Description of the task: Swap every occurrence of "pincode" in the data below for "PIN code", and leave every other line and character unchanged.
-- START Exercise inputs --
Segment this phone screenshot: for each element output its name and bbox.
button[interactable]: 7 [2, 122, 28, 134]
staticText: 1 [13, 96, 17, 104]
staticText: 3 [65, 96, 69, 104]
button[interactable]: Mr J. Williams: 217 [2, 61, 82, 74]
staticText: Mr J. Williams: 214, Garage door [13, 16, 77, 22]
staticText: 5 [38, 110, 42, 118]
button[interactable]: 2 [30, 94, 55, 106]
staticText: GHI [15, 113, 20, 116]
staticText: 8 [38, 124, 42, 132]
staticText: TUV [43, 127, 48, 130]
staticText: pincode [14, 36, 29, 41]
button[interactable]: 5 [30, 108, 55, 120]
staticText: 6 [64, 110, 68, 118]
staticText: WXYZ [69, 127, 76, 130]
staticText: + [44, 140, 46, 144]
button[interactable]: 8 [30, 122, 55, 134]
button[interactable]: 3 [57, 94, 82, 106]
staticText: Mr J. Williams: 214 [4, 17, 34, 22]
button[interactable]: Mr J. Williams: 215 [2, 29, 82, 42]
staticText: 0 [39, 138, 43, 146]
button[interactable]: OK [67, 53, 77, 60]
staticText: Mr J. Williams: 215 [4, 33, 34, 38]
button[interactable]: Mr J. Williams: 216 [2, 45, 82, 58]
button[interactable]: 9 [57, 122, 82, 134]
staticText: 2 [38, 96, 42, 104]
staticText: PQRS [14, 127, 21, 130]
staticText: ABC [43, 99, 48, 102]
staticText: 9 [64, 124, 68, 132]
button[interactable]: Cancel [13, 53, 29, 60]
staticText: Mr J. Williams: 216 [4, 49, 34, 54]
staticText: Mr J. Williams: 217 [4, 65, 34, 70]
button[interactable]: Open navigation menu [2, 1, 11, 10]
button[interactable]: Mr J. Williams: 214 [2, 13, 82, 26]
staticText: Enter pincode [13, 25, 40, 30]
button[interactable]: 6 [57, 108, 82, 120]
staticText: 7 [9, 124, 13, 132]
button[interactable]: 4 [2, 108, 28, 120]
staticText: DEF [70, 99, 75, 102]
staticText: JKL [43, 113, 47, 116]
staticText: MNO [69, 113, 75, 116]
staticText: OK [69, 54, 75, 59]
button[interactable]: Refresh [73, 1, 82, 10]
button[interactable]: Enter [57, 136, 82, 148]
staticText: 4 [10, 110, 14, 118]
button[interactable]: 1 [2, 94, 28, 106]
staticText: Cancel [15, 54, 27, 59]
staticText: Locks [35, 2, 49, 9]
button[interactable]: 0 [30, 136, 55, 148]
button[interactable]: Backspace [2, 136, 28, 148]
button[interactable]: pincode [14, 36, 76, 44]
-- END Exercise inputs --
Response to this exercise:
Segment this phone screenshot: for each element output its name and bbox.
button[interactable]: 7 [2, 122, 28, 134]
staticText: 1 [13, 96, 17, 104]
staticText: 3 [65, 96, 69, 104]
button[interactable]: Mr J. Williams: 217 [2, 61, 82, 74]
staticText: Mr J. Williams: 214, Garage door [13, 16, 77, 22]
staticText: 5 [38, 110, 42, 118]
button[interactable]: 2 [30, 94, 55, 106]
staticText: GHI [15, 113, 20, 116]
staticText: 8 [38, 124, 42, 132]
staticText: TUV [43, 127, 48, 130]
staticText: PIN code [14, 36, 29, 41]
button[interactable]: 5 [30, 108, 55, 120]
staticText: 6 [64, 110, 68, 118]
staticText: WXYZ [69, 127, 76, 130]
staticText: + [44, 140, 46, 144]
button[interactable]: 8 [30, 122, 55, 134]
button[interactable]: 3 [57, 94, 82, 106]
staticText: Mr J. Williams: 214 [4, 17, 34, 22]
button[interactable]: Mr J. Williams: 215 [2, 29, 82, 42]
staticText: 0 [39, 138, 43, 146]
button[interactable]: OK [67, 53, 77, 60]
staticText: Mr J. Williams: 215 [4, 33, 34, 38]
button[interactable]: Mr J. Williams: 216 [2, 45, 82, 58]
button[interactable]: 9 [57, 122, 82, 134]
staticText: 2 [38, 96, 42, 104]
staticText: PQRS [14, 127, 21, 130]
staticText: ABC [43, 99, 48, 102]
staticText: 9 [64, 124, 68, 132]
button[interactable]: Cancel [13, 53, 29, 60]
staticText: Mr J. Williams: 216 [4, 49, 34, 54]
staticText: Mr J. Williams: 217 [4, 65, 34, 70]
button[interactable]: Open navigation menu [2, 1, 11, 10]
button[interactable]: Mr J. Williams: 214 [2, 13, 82, 26]
staticText: Enter PIN code [13, 25, 40, 30]
button[interactable]: 6 [57, 108, 82, 120]
staticText: 7 [9, 124, 13, 132]
button[interactable]: 4 [2, 108, 28, 120]
staticText: DEF [70, 99, 75, 102]
staticText: JKL [43, 113, 47, 116]
staticText: MNO [69, 113, 75, 116]
staticText: OK [69, 54, 75, 59]
button[interactable]: Refresh [73, 1, 82, 10]
button[interactable]: Enter [57, 136, 82, 148]
staticText: 4 [10, 110, 14, 118]
button[interactable]: 1 [2, 94, 28, 106]
staticText: Cancel [15, 54, 27, 59]
staticText: Locks [35, 2, 49, 9]
button[interactable]: 0 [30, 136, 55, 148]
button[interactable]: Backspace [2, 136, 28, 148]
button[interactable]: PIN code [14, 36, 76, 44]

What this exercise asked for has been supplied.